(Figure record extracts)
********************

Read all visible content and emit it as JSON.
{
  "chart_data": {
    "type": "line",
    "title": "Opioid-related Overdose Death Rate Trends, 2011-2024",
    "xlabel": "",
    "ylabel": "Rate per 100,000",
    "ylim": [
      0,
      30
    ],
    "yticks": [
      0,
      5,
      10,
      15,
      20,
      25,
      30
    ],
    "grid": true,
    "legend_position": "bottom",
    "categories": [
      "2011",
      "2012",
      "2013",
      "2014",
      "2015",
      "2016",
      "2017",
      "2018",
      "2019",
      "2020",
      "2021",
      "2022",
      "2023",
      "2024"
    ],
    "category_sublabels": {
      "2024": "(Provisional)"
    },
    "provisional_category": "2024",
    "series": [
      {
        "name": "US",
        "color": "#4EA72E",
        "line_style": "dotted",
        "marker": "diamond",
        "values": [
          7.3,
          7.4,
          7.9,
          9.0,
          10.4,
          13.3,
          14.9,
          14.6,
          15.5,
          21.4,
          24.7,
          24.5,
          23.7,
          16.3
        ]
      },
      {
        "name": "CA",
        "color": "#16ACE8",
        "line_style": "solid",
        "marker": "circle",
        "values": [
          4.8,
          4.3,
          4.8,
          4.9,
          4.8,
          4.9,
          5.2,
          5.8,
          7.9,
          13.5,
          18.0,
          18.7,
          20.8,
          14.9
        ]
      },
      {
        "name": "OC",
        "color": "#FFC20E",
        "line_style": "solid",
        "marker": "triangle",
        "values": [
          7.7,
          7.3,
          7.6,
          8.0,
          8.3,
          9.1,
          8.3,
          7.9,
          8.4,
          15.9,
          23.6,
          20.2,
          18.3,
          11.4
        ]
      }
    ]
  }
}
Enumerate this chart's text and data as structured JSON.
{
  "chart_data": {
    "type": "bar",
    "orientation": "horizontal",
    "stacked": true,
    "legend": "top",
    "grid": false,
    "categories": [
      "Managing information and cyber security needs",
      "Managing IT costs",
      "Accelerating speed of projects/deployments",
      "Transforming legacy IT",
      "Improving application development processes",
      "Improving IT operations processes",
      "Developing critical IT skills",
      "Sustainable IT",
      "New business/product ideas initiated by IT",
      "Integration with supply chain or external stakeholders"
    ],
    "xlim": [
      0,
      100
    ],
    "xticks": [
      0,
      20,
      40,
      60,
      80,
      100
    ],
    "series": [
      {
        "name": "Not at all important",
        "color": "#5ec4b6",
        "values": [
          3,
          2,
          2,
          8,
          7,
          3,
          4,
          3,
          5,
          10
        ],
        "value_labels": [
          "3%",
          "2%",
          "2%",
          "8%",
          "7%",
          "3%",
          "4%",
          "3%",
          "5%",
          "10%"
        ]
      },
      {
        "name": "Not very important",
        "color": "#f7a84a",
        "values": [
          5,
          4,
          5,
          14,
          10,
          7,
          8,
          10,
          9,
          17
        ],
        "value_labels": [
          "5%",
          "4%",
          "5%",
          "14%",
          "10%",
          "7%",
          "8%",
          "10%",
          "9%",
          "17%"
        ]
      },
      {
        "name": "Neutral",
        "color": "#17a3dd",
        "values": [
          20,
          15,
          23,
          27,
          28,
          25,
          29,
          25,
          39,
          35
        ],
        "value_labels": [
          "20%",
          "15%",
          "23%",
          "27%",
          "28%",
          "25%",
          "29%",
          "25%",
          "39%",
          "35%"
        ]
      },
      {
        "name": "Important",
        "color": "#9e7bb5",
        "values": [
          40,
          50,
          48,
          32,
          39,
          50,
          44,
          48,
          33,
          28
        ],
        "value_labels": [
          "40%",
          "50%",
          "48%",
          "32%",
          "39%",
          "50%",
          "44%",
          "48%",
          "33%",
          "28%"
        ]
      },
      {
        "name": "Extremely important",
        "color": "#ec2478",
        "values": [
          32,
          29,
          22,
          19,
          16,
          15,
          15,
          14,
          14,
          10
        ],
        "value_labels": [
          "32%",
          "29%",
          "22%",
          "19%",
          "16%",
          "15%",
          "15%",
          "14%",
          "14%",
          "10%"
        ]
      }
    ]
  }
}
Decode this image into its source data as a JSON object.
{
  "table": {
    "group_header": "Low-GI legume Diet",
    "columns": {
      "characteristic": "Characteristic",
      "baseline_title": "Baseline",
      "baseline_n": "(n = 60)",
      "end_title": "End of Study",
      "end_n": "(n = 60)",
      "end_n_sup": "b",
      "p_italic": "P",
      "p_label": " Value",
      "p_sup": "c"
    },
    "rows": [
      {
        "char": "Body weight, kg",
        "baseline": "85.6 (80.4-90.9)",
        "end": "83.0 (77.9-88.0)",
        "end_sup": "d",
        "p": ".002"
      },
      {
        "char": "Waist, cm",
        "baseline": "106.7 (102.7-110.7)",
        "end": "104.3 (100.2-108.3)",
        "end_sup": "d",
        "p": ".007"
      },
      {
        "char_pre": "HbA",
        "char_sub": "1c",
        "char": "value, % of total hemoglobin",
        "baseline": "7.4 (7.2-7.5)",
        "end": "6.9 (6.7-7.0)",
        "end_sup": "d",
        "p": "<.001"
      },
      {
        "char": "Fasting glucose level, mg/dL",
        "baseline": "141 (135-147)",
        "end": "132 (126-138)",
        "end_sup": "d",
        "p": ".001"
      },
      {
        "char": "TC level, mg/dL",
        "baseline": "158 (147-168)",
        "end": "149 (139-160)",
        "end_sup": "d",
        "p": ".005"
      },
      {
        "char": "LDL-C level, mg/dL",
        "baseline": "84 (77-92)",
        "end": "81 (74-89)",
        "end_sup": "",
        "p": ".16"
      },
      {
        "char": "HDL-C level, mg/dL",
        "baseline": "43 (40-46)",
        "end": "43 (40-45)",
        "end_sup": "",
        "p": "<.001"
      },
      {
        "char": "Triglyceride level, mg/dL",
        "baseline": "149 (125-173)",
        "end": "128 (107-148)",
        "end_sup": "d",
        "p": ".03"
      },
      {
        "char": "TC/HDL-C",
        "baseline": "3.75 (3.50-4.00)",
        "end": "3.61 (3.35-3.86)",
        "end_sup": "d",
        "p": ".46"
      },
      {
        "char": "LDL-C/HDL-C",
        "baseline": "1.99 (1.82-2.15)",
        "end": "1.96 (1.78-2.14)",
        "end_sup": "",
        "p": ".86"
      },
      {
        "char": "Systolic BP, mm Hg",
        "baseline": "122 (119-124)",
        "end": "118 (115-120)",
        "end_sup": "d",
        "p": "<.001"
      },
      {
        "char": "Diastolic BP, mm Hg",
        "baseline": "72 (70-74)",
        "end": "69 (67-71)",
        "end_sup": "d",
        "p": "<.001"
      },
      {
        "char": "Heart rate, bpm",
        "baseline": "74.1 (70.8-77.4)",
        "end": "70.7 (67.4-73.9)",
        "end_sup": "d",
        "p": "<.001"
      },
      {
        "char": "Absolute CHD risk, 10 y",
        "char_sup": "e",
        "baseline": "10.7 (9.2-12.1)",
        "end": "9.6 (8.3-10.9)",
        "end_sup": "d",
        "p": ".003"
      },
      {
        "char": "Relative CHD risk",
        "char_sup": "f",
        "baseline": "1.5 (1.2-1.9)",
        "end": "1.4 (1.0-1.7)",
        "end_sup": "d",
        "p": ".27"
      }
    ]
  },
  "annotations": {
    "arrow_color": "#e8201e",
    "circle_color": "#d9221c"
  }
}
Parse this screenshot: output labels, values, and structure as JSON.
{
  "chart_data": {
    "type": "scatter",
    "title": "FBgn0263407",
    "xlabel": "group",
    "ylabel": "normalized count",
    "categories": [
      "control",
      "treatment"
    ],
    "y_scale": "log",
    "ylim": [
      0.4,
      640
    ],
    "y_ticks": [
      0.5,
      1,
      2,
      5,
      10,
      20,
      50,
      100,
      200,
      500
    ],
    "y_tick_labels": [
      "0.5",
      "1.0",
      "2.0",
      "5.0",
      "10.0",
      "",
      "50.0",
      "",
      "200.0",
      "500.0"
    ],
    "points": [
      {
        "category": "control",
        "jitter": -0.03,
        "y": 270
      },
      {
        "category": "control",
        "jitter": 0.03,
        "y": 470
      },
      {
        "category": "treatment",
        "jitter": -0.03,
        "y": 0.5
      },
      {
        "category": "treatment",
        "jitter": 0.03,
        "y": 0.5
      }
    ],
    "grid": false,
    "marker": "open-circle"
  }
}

********************

> _TO DO_
Word for word, quote the lines from the line containing "Parse this screenshot: output" through the end of the material, both included, and nothing else.

> _RESPONSE BELOW_
Parse this screenshot: output labels, values, and structure as JSON.
{
  "chart_data": {
    "type": "scatter",
    "title": "FBgn0263407",
    "xlabel": "group",
    "ylabel": "normalized count",
    "categories": [
      "control",
      "treatment"
    ],
    "y_scale": "log",
    "ylim": [
      0.4,
      640
    ],
    "y_ticks": [
      0.5,
      1,
      2,
      5,
      10,
      20,
      50,
      100,
      200,
      500
    ],
    "y_tick_labels": [
      "0.5",
      "1.0",
      "2.0",
      "5.0",
      "10.0",
      "",
      "50.0",
      "",
      "200.0",
      "500.0"
    ],
    "points": [
      {
        "category": "control",
        "jitter": -0.03,
        "y": 270
      },
      {
        "category": "control",
        "jitter": 0.03,
        "y": 470
      },
      {
        "category": "treatment",
        "jitter": -0.03,
        "y": 0.5
      },
      {
        "category": "treatment",
        "jitter": 0.03,
        "y": 0.5
      }
    ],
    "grid": false,
    "marker": "open-circle"
  }
}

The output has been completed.